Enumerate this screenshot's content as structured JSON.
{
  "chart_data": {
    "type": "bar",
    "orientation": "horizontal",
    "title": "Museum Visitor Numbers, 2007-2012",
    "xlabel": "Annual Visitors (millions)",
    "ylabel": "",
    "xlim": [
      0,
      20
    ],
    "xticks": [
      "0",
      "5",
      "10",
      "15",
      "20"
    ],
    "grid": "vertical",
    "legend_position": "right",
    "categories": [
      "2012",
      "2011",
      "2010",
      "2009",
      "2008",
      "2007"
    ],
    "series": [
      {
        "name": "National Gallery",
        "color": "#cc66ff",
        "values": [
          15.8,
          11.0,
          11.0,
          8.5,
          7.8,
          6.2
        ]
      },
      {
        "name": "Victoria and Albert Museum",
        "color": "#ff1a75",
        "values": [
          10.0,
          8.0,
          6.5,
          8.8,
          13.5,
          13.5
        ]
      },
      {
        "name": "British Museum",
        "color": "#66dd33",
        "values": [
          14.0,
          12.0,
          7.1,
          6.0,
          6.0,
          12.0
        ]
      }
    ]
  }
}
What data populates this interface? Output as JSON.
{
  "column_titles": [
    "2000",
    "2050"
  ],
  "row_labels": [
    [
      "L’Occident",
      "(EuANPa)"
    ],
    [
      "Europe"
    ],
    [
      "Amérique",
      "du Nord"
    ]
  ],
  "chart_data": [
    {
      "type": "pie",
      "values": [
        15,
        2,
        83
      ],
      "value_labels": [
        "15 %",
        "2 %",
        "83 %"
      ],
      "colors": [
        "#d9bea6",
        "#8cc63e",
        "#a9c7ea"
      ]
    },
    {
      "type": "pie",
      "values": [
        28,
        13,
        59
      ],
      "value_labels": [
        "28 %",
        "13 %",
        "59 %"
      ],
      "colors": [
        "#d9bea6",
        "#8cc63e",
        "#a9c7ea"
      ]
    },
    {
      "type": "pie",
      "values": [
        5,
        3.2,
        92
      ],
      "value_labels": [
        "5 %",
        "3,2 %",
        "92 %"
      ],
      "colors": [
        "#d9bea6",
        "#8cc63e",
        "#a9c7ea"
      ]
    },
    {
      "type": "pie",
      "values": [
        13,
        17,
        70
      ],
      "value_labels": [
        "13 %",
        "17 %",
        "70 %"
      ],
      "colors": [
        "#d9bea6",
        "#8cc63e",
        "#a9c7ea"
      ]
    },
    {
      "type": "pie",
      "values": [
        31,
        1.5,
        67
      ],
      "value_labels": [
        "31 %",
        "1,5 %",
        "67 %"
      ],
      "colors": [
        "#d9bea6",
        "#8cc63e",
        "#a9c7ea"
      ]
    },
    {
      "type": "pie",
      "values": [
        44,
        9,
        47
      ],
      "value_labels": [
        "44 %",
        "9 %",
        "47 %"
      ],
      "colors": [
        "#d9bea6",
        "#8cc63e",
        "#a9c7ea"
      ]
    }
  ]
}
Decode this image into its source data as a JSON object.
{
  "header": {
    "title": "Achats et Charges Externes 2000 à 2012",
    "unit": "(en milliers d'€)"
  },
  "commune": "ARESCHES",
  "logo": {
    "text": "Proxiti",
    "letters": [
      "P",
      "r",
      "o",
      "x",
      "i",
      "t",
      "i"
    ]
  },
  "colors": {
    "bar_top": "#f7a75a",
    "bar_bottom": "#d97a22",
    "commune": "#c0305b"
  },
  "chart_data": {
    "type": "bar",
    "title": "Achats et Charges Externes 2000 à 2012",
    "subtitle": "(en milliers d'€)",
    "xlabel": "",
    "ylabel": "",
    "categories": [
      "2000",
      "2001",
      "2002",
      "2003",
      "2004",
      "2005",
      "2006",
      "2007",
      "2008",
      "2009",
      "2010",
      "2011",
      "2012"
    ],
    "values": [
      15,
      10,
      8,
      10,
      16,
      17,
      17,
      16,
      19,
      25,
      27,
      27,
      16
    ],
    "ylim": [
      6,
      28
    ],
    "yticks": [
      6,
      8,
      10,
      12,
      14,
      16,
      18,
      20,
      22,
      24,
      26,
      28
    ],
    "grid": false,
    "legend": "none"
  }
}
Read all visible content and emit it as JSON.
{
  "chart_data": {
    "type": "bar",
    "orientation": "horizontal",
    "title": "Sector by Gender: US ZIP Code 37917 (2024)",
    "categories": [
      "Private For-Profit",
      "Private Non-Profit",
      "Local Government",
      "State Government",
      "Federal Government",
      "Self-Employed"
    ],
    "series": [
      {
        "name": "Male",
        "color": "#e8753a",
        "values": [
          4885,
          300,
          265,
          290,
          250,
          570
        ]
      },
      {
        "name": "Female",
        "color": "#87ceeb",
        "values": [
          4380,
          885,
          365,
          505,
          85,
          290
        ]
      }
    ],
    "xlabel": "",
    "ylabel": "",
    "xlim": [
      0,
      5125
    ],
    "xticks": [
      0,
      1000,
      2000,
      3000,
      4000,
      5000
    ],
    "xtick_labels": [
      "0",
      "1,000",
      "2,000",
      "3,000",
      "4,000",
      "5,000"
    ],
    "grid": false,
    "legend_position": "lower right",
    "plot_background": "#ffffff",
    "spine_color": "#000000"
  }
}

> _REQUIREMENTS_:
Return all lines with the word "JSON" in them.

> _SOLUTION TO THIS TASK_:
Enumerate this screenshot's content as structured JSON.
What data populates this interface? Output as JSON.
Decode this image into its source data as a JSON object.
Read all visible content and emit it as JSON.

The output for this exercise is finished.